Short problem A
Reproduce the ADS circuit model text from "An ADS model" up to and including "subject to optimization.", word for word.

Document text
"""
ADS CIRCUIT MODEL

An ADS model corresponding to the topology diagram in Figure 3 is shown in Figure 5. The large box in the center of the diagram is the 42-port S-matrix, which contains the data previously calculated in HFSS. Each terminal in the box corresponds to a port in the HFSS model. The 10 capacitors shown to the lower left in the figure represent the tuning screws. The two coaxial I/O ports are placed at the upper left corner. The rest of the components represent the couplings in the filter. In general, the mainline couplings are implemented as lumped inductors, x-couplings as capacitors and corrections to the tuning screw penetrations in the resonators also as capacitors. All the lumped components shown are subject to optimization.

With the circuit model defined, the task is to optimize all the lumped components until the characteristic in Figure 1 is obtained as close as possible. Unfortunately, it turns out that this cannot be achieved with the described ADS model: the two coupling inductors Lcpin and Lcpout (see Figure 3), which connect the first and last resonators to the I/O connectors, reach their lower limits of 0 nH.

The problem is that stronger couplings are needed than can be realized. From Table 2, it is seen that these couplings (S1 and L10) are, by far, the strongest couplings in the filter; however, the coupling values decrease toward the center of the filter. This problem is solved by adding two lumped LC highpass sections outside the mechanical 10-pole filter. The strongest couplings are shifted from the outermost combline resonators to the pair of lumped LC filters, where strong couplings are easier to realize. Adding the two lumped LC sections increases the overall insertion loss a bit, since their unloaded Qs may be 10x lower than the combline resonators. The lumped highpass sections are mounted on the printed circuit board’s (PCB) connection with the combline filter. Two LC sections are easily added to the ADS model between the two 75 Ω ports and the 42 port S-block. The optimization now succeeds with the results shown in Figure 6.

In the HFSS model, all tuning screws penetrate the resonator center holes with approximately 13 mm overlap. The values of the tuning screw lumped capacitances (CTS1 to CTS10 in Figure 5) are corrections to the capacitances of the tuning screws in these positions. The design strategy is first to vary the diameter of the resonator top disk in the HFSS model until the tuning capacitances (CTS1 to CTS10 in Figure 5) are close to zero. A zero value means that the corresponding resonator is tuned correctly with a 13 mm tuning screw depth. The tuning capacitance values obtained after optimization are shown in Table 4. A negative value means that the resonator needs less capacitance and therefore a smaller top disk, while a positive value indicates the need for more capacitance and a larger disk.
"""
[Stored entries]
"""
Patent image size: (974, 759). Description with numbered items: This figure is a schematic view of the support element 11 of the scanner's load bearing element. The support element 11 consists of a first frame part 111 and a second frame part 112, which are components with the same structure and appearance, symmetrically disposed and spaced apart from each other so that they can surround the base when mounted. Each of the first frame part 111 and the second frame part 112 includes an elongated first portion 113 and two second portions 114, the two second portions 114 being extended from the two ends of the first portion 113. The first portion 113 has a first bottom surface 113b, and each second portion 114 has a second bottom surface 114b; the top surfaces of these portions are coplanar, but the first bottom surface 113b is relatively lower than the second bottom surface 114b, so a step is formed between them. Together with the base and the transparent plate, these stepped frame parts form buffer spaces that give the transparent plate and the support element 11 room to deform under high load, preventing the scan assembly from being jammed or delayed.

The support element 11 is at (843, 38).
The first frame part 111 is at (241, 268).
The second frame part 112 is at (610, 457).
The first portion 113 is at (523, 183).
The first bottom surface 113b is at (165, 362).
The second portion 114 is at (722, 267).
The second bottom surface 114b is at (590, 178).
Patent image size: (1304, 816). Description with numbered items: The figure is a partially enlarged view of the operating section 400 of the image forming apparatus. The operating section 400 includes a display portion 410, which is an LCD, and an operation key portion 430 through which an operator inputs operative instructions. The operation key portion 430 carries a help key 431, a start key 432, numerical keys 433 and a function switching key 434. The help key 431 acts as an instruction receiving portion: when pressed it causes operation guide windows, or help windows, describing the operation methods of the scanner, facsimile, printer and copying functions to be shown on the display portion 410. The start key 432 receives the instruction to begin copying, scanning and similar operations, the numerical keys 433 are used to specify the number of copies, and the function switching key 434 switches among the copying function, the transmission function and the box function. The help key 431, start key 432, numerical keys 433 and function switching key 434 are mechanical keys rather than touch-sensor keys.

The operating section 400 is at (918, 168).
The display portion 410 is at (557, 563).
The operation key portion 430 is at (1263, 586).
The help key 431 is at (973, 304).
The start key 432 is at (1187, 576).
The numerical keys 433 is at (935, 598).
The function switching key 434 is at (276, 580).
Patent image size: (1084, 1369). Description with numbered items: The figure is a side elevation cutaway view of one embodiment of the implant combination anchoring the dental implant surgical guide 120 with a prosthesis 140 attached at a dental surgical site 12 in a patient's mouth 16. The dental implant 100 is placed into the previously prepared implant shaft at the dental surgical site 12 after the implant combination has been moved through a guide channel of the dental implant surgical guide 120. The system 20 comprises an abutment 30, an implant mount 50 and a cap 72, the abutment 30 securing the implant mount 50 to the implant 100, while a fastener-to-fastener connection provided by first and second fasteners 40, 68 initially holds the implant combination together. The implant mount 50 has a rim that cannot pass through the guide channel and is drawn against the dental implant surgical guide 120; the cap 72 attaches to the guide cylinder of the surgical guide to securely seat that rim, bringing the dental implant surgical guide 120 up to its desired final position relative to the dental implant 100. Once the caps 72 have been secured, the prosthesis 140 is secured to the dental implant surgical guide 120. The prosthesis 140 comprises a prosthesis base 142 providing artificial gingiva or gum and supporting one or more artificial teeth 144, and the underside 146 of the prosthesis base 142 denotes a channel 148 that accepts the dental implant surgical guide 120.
"""
Short problem B
In the listing, substitute "physical keys" for "mechanical keys" from the line with "Patent image size: (1304, 816)." up to and including the line with "The function switching key 434 is". Return only those lines, with nothing else changed.

Complete response A
An ADS model corresponding to the topology diagram in Figure 3 is shown in Figure 5. The large box in the center of the diagram is the 42-port S-matrix, which contains the data previously calculated in HFSS. Each terminal in the box corresponds to a port in the HFSS model. The 10 capacitors shown to the lower left in the figure represent the tuning screws. The two coaxial I/O ports are placed at the upper left corner. The rest of the components represent the couplings in the filter. In general, the mainline couplings are implemented as lumped inductors, x-couplings as capacitors and corrections to the tuning screw penetrations in the resonators also as capacitors. All the lumped components shown are subject to optimization.

Complete response B
Patent image size: (1304, 816). Description with numbered items: The figure is a partially enlarged view of the operating section 400 of the image forming apparatus. The operating section 400 includes a display portion 410, which is an LCD, and an operation key portion 430 through which an operator inputs operative instructions. The operation key portion 430 carries a help key 431, a start key 432, numerical keys 433 and a function switching key 434. The help key 431 acts as an instruction receiving portion: when pressed it causes operation guide windows, or help windows, describing the operation methods of the scanner, facsimile, printer and copying functions to be shown on the display portion 410. The start key 432 receives the instruction to begin copying, scanning and similar operations, the numerical keys 433 are used to specify the number of copies, and the function switching key 434 switches among the copying function, the transmission function and the box function. The help key 431, start key 432, numerical keys 433 and function switching key 434 are physical keys rather than touch-sensor keys.

The operating section 400 is at (918, 168).
The display portion 410 is at (557, 563).
The operation key portion 430 is at (1263, 586).
The help key 431 is at (973, 304).
The start key 432 is at (1187, 576).
The numerical keys 433 is at (935, 598).
The function switching key 434 is at (276, 580).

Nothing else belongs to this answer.